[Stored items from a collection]
══════════════════════════════

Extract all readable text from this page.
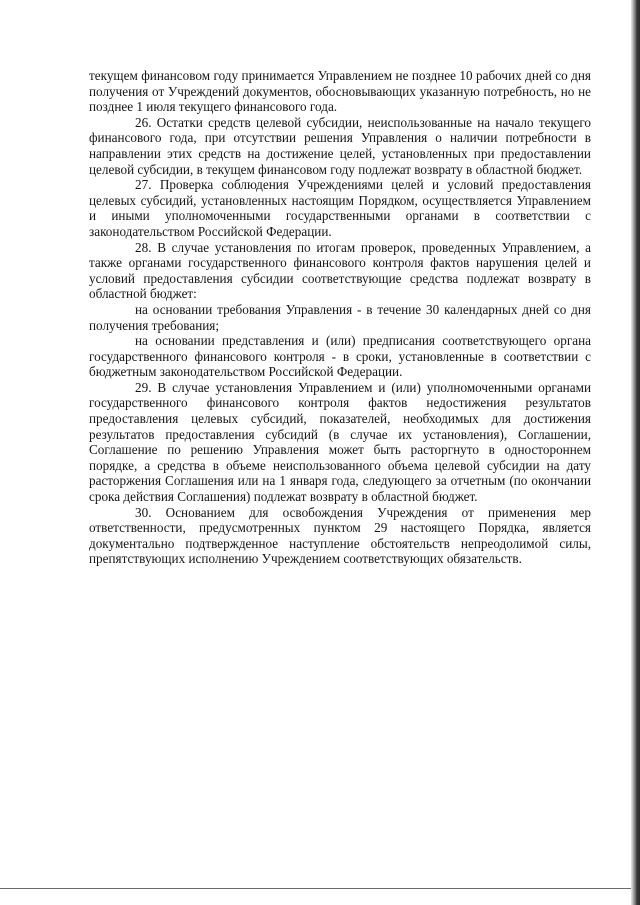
текущем финансовом году принимается Управлением не позднее 10 рабочих дней со дня получения от Учреждений документов, обосновывающих указанную потребность, но не позднее 1 июля текущего финансового года.

26. Остатки средств целевой субсидии, неиспользованные на начало текущего финансового года, при отсутствии решения Управления о наличии потребности в направлении этих средств на достижение целей, установленных при предоставлении целевой субсидии, в текущем финансовом году подлежат возврату в областной бюджет.

27. Проверка соблюдения Учреждениями целей и условий предоставления целевых субсидий, установленных настоящим Порядком, осуществляется Управлением и иными уполномоченными государственными органами в соответствии с законодательством Российской Федерации.

28. В случае установления по итогам проверок, проведенных Управлением, а также органами государственного финансового контроля фактов нарушения целей и условий предоставления субсидии соответствующие средства подлежат возврату в областной бюджет:

на основании требования Управления - в течение 30 календарных дней со дня получения требования;

на основании представления и (или) предписания соответствующего органа государственного финансового контроля - в сроки, установленные в соответствии с бюджетным законодательством Российской Федерации.

29. В случае установления Управлением и (или) уполномоченными органами государственного финансового контроля фактов недостижения результатов предоставления целевых субсидий, показателей, необходимых для достижения результатов предоставления субсидий (в случае их установления), Соглашении, Соглашение по решению Управления может быть расторгнуто в одностороннем порядке, а средства в объеме неиспользованного объема целевой субсидии на дату расторжения Соглашения или на 1 января года, следующего за отчетным (по окончании срока действия Соглашения) подлежат возврату в областной бюджет.

30. Основанием для освобождения Учреждения от применения мер ответственности, предусмотренных пунктом 29 настоящего Порядка, является документально подтвержденное наступление обстоятельств непреодолимой силы, препятствующих исполнению Учреждением соответствующих обязательств.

══════════════════════════════

Quote every record above exactly, leaving out any pictures.

Extract all readable text from this page.
текущем финансовом году принимается Управлением не позднее 10 рабочих дней со дня получения от Учреждений документов, обосновывающих указанную потребность, но не позднее 1 июля текущего финансового года.

26. Остатки средств целевой субсидии, неиспользованные на начало текущего финансового года, при отсутствии решения Управления о наличии потребности в направлении этих средств на достижение целей, установленных при предоставлении целевой субсидии, в текущем финансовом году подлежат возврату в областной бюджет.

27. Проверка соблюдения Учреждениями целей и условий предоставления целевых субсидий, установленных настоящим Порядком, осуществляется Управлением и иными уполномоченными государственными органами в соответствии с законодательством Российской Федерации.

28. В случае установления по итогам проверок, проведенных Управлением, а также органами государственного финансового контроля фактов нарушения целей и условий предоставления субсидии соответствующие средства подлежат возврату в областной бюджет:

на основании требования Управления - в течение 30 календарных дней со дня получения требования;

на основании представления и (или) предписания соответствующего органа государственного финансового контроля - в сроки, установленные в соответствии с бюджетным законодательством Российской Федерации.

29. В случае установления Управлением и (или) уполномоченными органами государственного финансового контроля фактов недостижения результатов предоставления целевых субсидий, показателей, необходимых для достижения результатов предоставления субсидий (в случае их установления), Соглашении, Соглашение по решению Управления может быть расторгнуто в одностороннем порядке, а средства в объеме неиспользованного объема целевой субсидии на дату расторжения Соглашения или на 1 января года, следующего за отчетным (по окончании срока действия Соглашения) подлежат возврату в областной бюджет.

30. Основанием для освобождения Учреждения от применения мер ответственности, предусмотренных пунктом 29 настоящего Порядка, является документально подтвержденное наступление обстоятельств непреодолимой силы, препятствующих исполнению Учреждением соответствующих обязательств.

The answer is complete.